*Task goal*. Return all lines with the word "планирования" in them.

◇ ◇ ◇

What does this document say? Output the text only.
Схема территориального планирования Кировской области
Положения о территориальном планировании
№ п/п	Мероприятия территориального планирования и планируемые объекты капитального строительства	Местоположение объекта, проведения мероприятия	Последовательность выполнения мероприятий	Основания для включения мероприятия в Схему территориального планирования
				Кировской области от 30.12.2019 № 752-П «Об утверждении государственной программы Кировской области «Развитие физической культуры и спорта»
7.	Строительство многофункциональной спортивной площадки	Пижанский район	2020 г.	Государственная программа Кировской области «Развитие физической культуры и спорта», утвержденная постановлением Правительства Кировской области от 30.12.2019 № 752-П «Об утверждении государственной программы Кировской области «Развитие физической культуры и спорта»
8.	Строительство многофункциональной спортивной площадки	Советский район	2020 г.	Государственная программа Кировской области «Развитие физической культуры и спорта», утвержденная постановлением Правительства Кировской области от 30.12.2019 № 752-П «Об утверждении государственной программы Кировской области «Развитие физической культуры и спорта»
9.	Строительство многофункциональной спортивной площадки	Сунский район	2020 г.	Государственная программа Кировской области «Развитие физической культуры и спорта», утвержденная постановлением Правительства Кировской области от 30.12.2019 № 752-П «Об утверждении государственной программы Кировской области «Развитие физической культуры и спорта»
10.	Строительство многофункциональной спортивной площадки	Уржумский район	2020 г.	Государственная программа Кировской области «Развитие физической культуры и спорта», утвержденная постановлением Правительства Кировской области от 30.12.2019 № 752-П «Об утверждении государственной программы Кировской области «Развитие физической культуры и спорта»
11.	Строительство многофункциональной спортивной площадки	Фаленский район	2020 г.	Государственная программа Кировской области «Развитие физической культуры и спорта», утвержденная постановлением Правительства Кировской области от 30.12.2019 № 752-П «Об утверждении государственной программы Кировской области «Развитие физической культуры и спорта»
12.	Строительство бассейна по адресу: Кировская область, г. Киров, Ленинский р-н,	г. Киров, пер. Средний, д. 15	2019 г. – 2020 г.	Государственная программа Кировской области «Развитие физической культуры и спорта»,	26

◇ ◇ ◇

*Solution to the problem*.
Схема территориального планирования Кировской области
№ п/п	Мероприятия территориального планирования и планируемые объекты капитального строительства	Местоположение объекта, проведения мероприятия	Последовательность выполнения мероприятий	Основания для включения мероприятия в Схему территориального планирования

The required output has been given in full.